■ TASK TO CARRY OUT ■
Every line from the one with "Type out the text in this image." through the final line must be written out exactly, and no other line; omit the pictures.

╭─ RECORD EXTRACTS

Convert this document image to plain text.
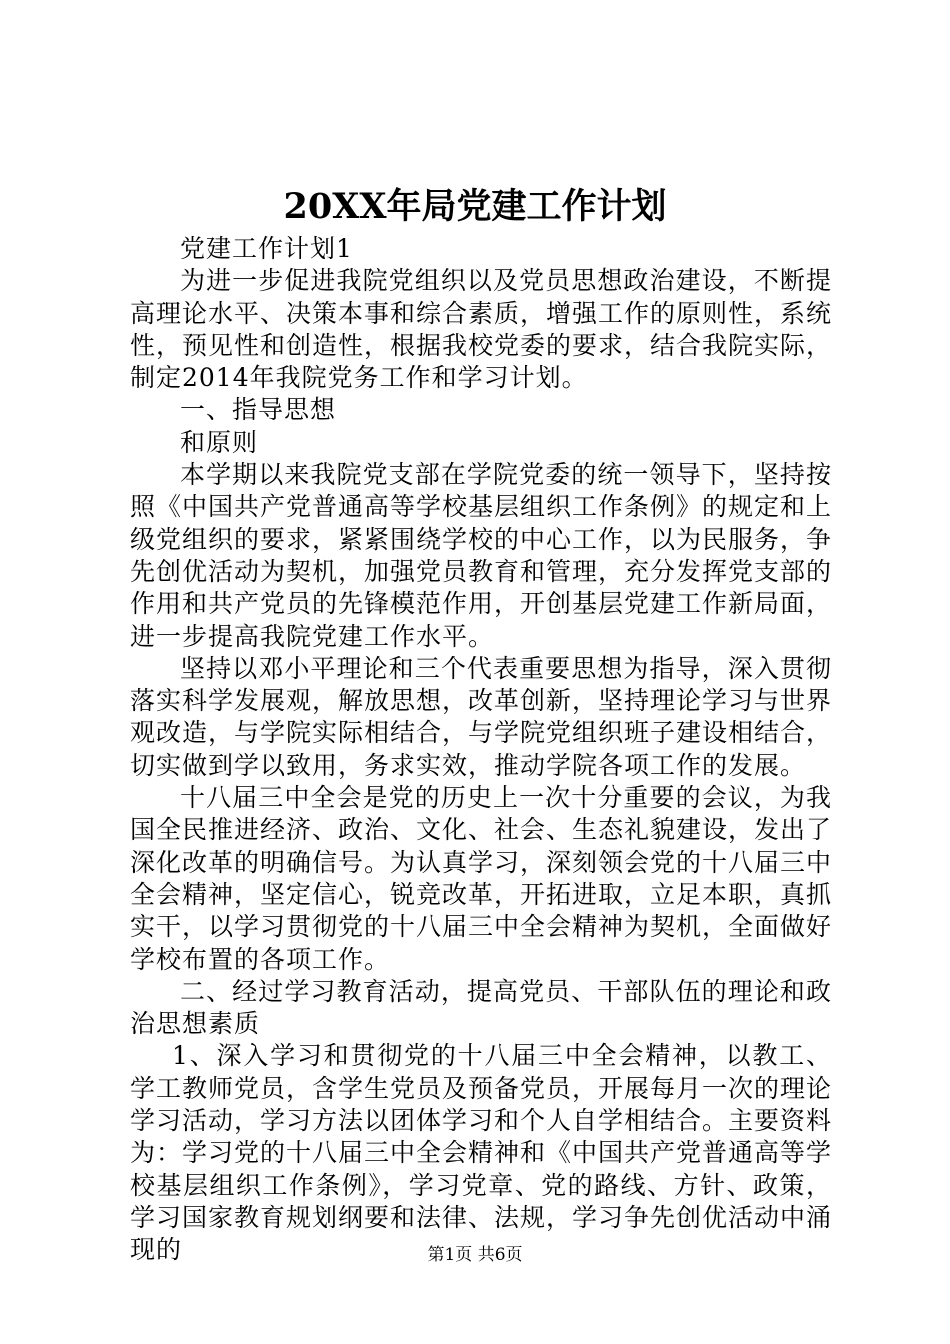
20XX年局党建工作计划

党建工作计划1

为进一步促进我院党组织以及党员思想政治建设，不断提高理论水平、决策本事和综合素质，增强工作的原则性，系统性，预见性和创造性，根据我校党委的要求，结合我院实际，制定2014年我院党务工作和学习计划。

一、指导思想

和原则

本学期以来我院党支部在学院党委的统一领导下，坚持按照《中国共产党普通高等学校基层组织工作条例》的规定和上级党组织的要求，紧紧围绕学校的中心工作，以为民服务，争先创优活动为契机，加强党员教育和管理，充分发挥党支部的作用和共产党员的先锋模范作用，开创基层党建工作新局面，进一步提高我院党建工作水平。

坚持以邓小平理论和三个代表重要思想为指导，深入贯彻落实科学发展观，解放思想，改革创新，坚持理论学习与世界观改造，与学院实际相结合，与学院党组织班子建设相结合，切实做到学以致用，务求实效，推动学院各项工作的发展。

十八届三中全会是党的历史上一次十分重要的会议，为我国全民推进经济、政治、文化、社会、生态礼貌建设，发出了深化改革的明确信号。为认真学习，深刻领会党的十八届三中全会精神，坚定信心，锐竞改革，开拓进取，立足本职，真抓实干，以学习贯彻党的十八届三中全会精神为契机，全面做好学校布置的各项工作。

二、经过学习教育活动，提高党员、干部队伍的理论和政治思想素质

1、深入学习和贯彻党的十八届三中全会精神，以教工、学工教师党员，含学生党员及预备党员，开展每月一次的理论学习活动，学习方法以团体学习和个人自学相结合。主要资料为：学习党的十八届三中全会精神和《中国共产党普通高等学校基层组织工作条例》，学习党章、党的路线、方针、政策，学习国家教育规划纲要和法律、法规，学习争先创优活动中涌现的	第1页 共6页
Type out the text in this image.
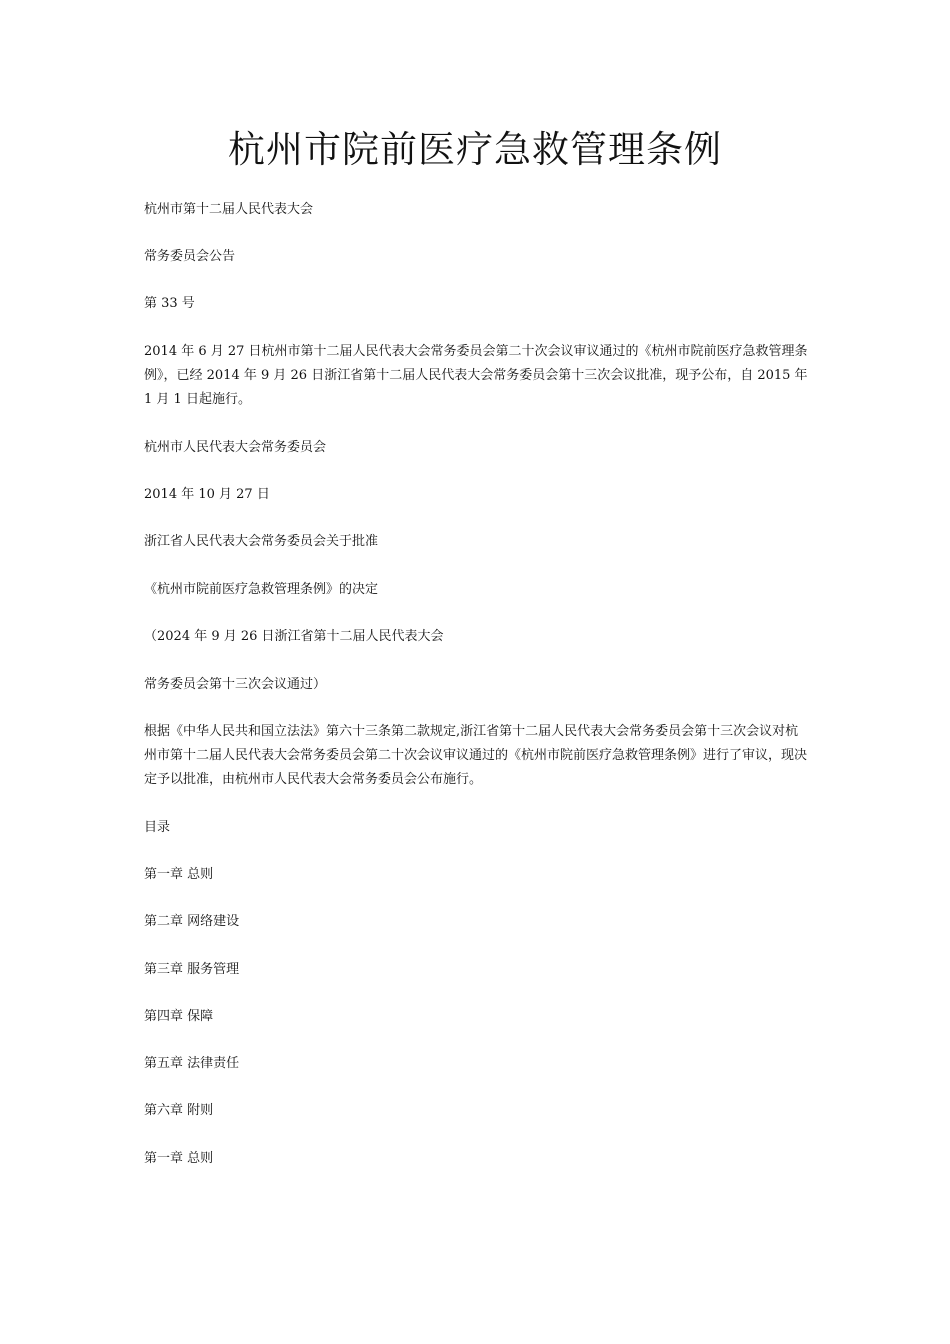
杭州市院前医疗急救管理条例

杭州市第十二届人民代表大会

常务委员会公告

第 33 号

2014 年 6 月 27 日杭州市第十二届人民代表大会常务委员会第二十次会议审议通过的《杭州市院前医疗急救管理条例》，已经 2014 年 9 月 26 日浙江省第十二届人民代表大会常务委员会第十三次会议批准，现予公布，自 2015 年 1 月 1 日起施行。

杭州市人民代表大会常务委员会

2014 年 10 月 27 日

浙江省人民代表大会常务委员会关于批准

《杭州市院前医疗急救管理条例》的决定

（2024 年 9 月 26 日浙江省第十二届人民代表大会

常务委员会第十三次会议通过）

根据《中华人民共和国立法法》第六十三条第二款规定,浙江省第十二届人民代表大会常务委员会第十三次会议对杭州市第十二届人民代表大会常务委员会第二十次会议审议通过的《杭州市院前医疗急救管理条例》进行了审议，现决定予以批准，由杭州市人民代表大会常务委员会公布施行。

目录

第一章 总则

第二章 网络建设

第三章 服务管理

第四章 保障

第五章 法律责任

第六章 附则

第一章 总则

╰─

■ RESULT FOR THIS TASK ■
Type out the text in this image.
杭州市院前医疗急救管理条例

杭州市第十二届人民代表大会

常务委员会公告

第 33 号

2014 年 6 月 27 日杭州市第十二届人民代表大会常务委员会第二十次会议审议通过的《杭州市院前医疗急救管理条例》，已经 2014 年 9 月 26 日浙江省第十二届人民代表大会常务委员会第十三次会议批准，现予公布，自 2015 年 1 月 1 日起施行。

杭州市人民代表大会常务委员会

2014 年 10 月 27 日

浙江省人民代表大会常务委员会关于批准

《杭州市院前医疗急救管理条例》的决定

（2024 年 9 月 26 日浙江省第十二届人民代表大会

常务委员会第十三次会议通过）

根据《中华人民共和国立法法》第六十三条第二款规定,浙江省第十二届人民代表大会常务委员会第十三次会议对杭州市第十二届人民代表大会常务委员会第二十次会议审议通过的《杭州市院前医疗急救管理条例》进行了审议，现决定予以批准，由杭州市人民代表大会常务委员会公布施行。

目录

第一章 总则

第二章 网络建设

第三章 服务管理

第四章 保障

第五章 法律责任

第六章 附则

第一章 总则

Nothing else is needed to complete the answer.